→ **Task requirements**:
**1.** According to the text below, in what condition does the speaker say they got back up?
**2.** Please list every statement in the text below that begins with "I'll no longer".

→ **Text**:
########################################

None of you wanted things to be "better". You just wanted me to be homeless and helpless and everybody's fool.

You wanted me to lose everything that I worked for. Everything that I built. Everything that was rightfully mine.

NOW IT"S MY TURN.

It is my turn to thrive. It is my turn to get ALL that is owed to me. IT IS MY TURN to live MY DESTINY.

You all hoped that you had kicked me down enough times, to never get back up.

You all hoped that I would die there, at the bottom of the well.

You hoped that I would starve. You hoped that you had beat me down enough, to have no will to carry on.

You all hoped that you could kick me down, spit on my face, and brow beat me to death. You wanted me to pay for things I never did. You wanted to take everything from me and leave me for dead.

You hoped that I would be forgotton.

Well I have breaking news.

I GOT BACK UP.

I got back up. I wiped the blood from body and the tears from my face.

I got back up, stronger and wiser than before.

I got back up and now, NOW I REFUSE to be silenced.

I'll no longer let you keep me in chains, rotting like a decaying corpse.

I'll no longer be the one you shame.

I'll no longer be the one that you lie about, because of your own guilt.

I'll no longer be anything more to you than a distant memory.

The memory that has long been fading.

The memories of me, sweet, innocent, so eager to be the best version of myself and give my all to every situation.

The happy, delightful, animated child who just wanted to be loved.

The smart, kind, fun friend that was willing to go above and beyond.The one that tried to be the best friend that anyone could ever ask for.

The dedicated, loving, loyal partner; that admittedly you NEVER deserved.

The strong, inventive, "hard worker"; the one that you all mocked and took advantage of.

The memories of me, willing to help you, when no one else was there.

The memories of me, the one to check on you, when no one else cared.

The friend you always wished for. The friend that you never had, didn't know existed; not till you met me. Then when you knew I only had good intentions, you went our of your way to stab me in the back.

The person that would stand by your side, when no one else showed up.

The now haunted memory of me; seeing the best in you, when all you were, was a coniving, greedy snake.

The memory of me that haunts your dreams. The memories that I had penned for a beautiful future, that you tried to take from me. The non-stop fear to fall asleep, because I never deserved what you all have done to me.

What you TRIED to do to me.

The memories of your own guilt and your own shame.

The memory of my trusting heart; in which you calculatingly deceived.

########################################

→ **Dataset section**:

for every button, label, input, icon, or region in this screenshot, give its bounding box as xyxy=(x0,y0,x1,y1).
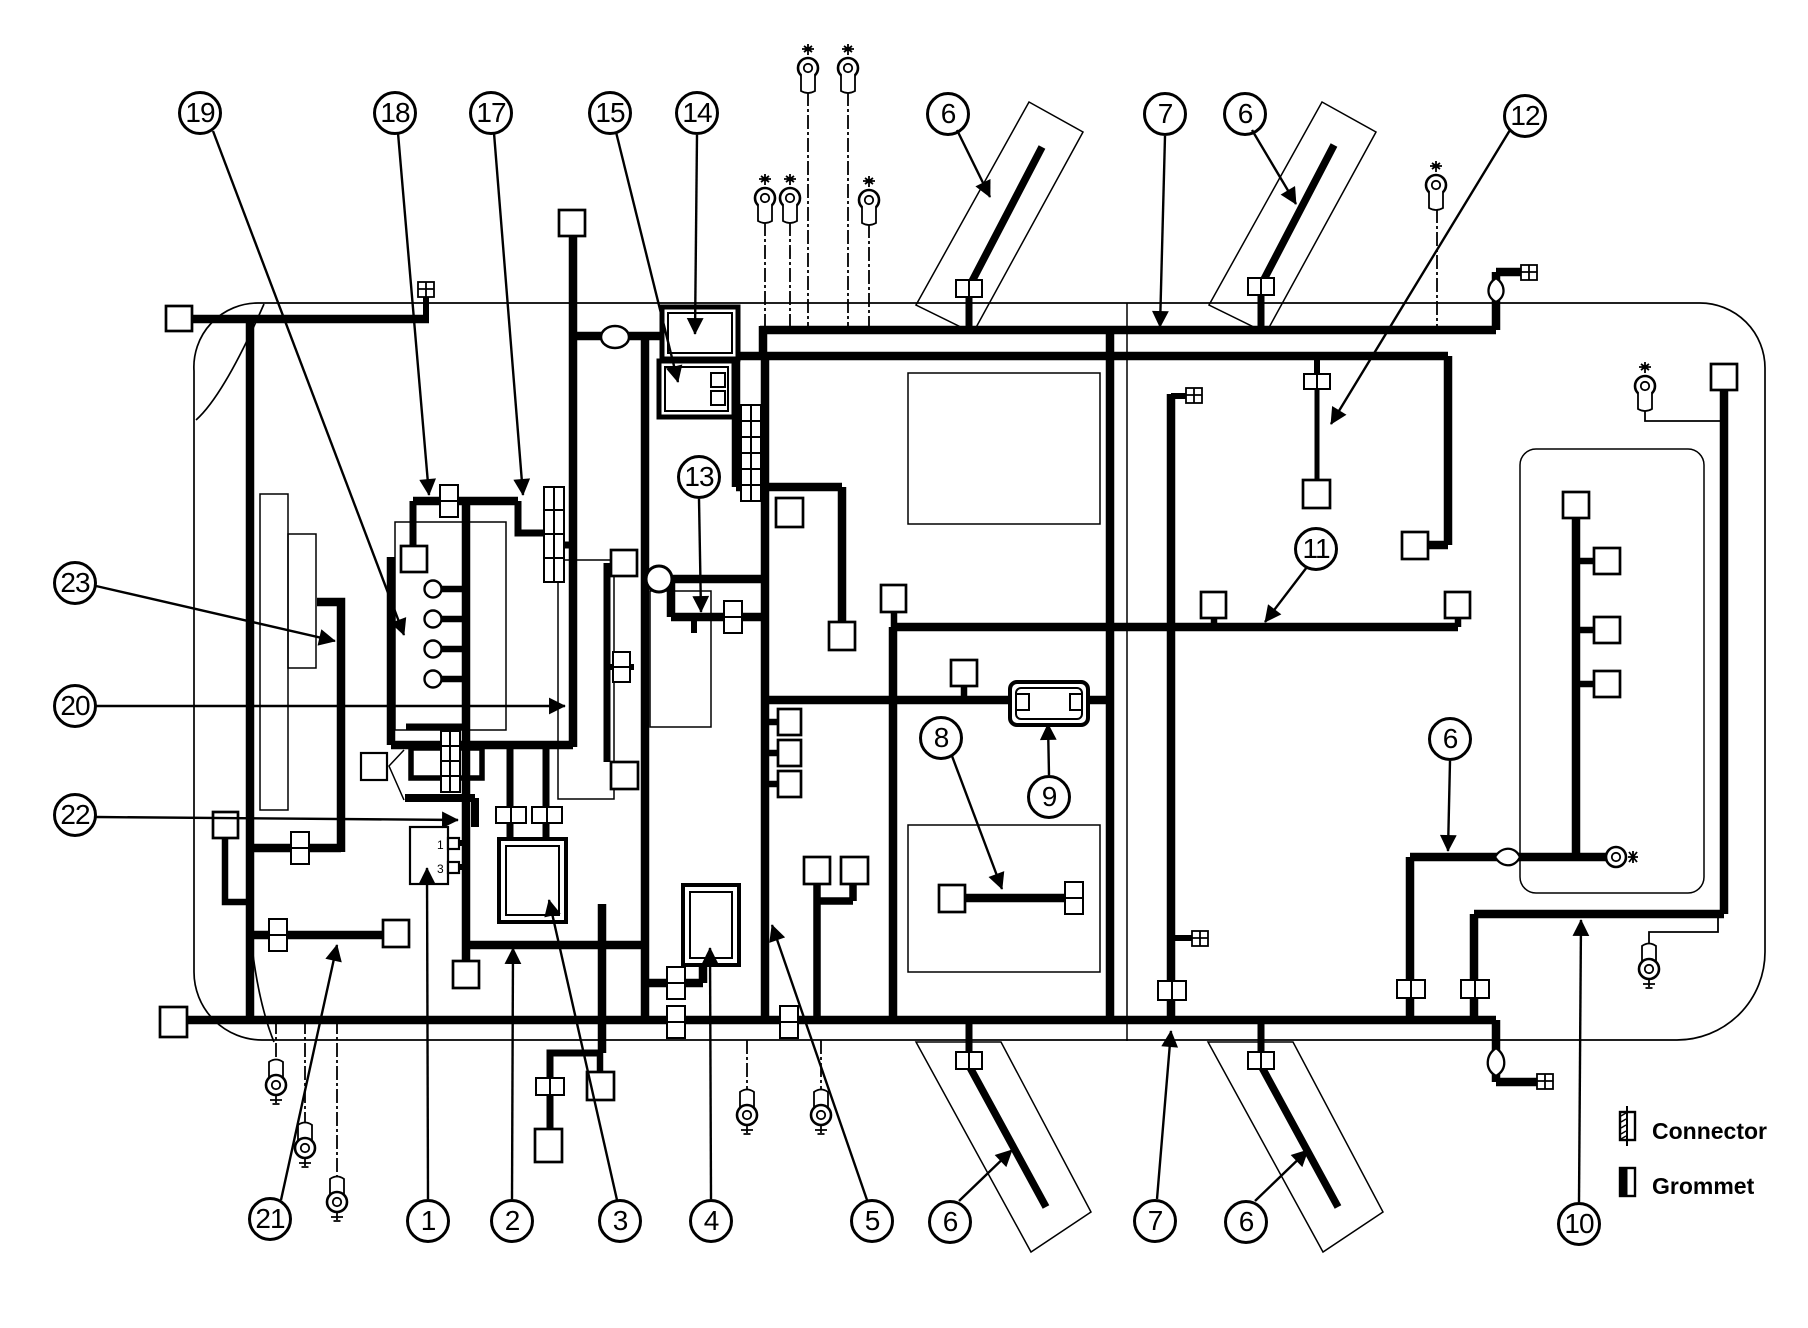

########################################

→ **Results by task**:
**1.** Stronger and wiser than before.

**2.**
- I'll no longer let you keep me in chains, rotting like a decaying corpse.
- I'll no longer be the one you shame.
- I'll no longer be the one that you lie about, because of your own guilt.
- I'll no longer be anything more to you than a distant memory.